**Exercise aim**
Return the records, each one exactly as written.

**Given information**

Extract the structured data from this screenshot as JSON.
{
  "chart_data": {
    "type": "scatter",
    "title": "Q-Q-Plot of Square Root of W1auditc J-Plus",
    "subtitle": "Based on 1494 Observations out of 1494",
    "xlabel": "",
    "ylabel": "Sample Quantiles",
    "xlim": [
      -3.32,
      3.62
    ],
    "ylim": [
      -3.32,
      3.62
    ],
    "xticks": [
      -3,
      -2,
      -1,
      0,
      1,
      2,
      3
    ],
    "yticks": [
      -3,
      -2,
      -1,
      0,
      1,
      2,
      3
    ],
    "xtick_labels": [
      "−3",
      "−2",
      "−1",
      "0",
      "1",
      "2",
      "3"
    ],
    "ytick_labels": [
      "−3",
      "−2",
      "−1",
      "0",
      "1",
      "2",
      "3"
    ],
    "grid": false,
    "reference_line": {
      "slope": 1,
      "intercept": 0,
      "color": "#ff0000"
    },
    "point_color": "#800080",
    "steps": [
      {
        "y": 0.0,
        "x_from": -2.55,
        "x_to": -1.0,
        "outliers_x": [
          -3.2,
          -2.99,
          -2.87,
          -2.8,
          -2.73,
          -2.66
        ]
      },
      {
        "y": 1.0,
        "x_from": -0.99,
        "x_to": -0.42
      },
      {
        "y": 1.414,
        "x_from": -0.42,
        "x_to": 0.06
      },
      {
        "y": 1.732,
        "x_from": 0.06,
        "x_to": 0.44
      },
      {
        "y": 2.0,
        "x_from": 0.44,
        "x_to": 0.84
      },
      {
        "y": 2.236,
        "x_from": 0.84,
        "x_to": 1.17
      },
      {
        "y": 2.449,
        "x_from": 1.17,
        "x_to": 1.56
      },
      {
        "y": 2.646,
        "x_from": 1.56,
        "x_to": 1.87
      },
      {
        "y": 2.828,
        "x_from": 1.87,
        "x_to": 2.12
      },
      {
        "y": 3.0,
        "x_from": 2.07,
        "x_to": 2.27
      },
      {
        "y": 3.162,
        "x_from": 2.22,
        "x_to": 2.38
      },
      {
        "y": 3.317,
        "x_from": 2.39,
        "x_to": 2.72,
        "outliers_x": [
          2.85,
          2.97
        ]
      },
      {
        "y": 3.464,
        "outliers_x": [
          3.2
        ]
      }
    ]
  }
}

**Response to the task**
Extract the structured data from this screenshot as JSON.
{
  "chart_data": {
    "type": "scatter",
    "title": "Q-Q-Plot of Square Root of W1auditc J-Plus",
    "subtitle": "Based on 1494 Observations out of 1494",
    "xlabel": "",
    "ylabel": "Sample Quantiles",
    "xlim": [
      -3.32,
      3.62
    ],
    "ylim": [
      -3.32,
      3.62
    ],
    "xticks": [
      -3,
      -2,
      -1,
      0,
      1,
      2,
      3
    ],
    "yticks": [
      -3,
      -2,
      -1,
      0,
      1,
      2,
      3
    ],
    "xtick_labels": [
      "−3",
      "−2",
      "−1",
      "0",
      "1",
      "2",
      "3"
    ],
    "ytick_labels": [
      "−3",
      "−2",
      "−1",
      "0",
      "1",
      "2",
      "3"
    ],
    "grid": false,
    "reference_line": {
      "slope": 1,
      "intercept": 0,
      "color": "#ff0000"
    },
    "point_color": "#800080",
    "steps": [
      {
        "y": 0.0,
        "x_from": -2.55,
        "x_to": -1.0,
        "outliers_x": [
          -3.2,
          -2.99,
          -2.87,
          -2.8,
          -2.73,
          -2.66
        ]
      },
      {
        "y": 1.0,
        "x_from": -0.99,
        "x_to": -0.42
      },
      {
        "y": 1.414,
        "x_from": -0.42,
        "x_to": 0.06
      },
      {
        "y": 1.732,
        "x_from": 0.06,
        "x_to": 0.44
      },
      {
        "y": 2.0,
        "x_from": 0.44,
        "x_to": 0.84
      },
      {
        "y": 2.236,
        "x_from": 0.84,
        "x_to": 1.17
      },
      {
        "y": 2.449,
        "x_from": 1.17,
        "x_to": 1.56
      },
      {
        "y": 2.646,
        "x_from": 1.56,
        "x_to": 1.87
      },
      {
        "y": 2.828,
        "x_from": 1.87,
        "x_to": 2.12
      },
      {
        "y": 3.0,
        "x_from": 2.07,
        "x_to": 2.27
      },
      {
        "y": 3.162,
        "x_from": 2.22,
        "x_to": 2.38
      },
      {
        "y": 3.317,
        "x_from": 2.39,
        "x_to": 2.72,
        "outliers_x": [
          2.85,
          2.97
        ]
      },
      {
        "y": 3.464,
        "outliers_x": [
          3.2
        ]
      }
    ]
  }
}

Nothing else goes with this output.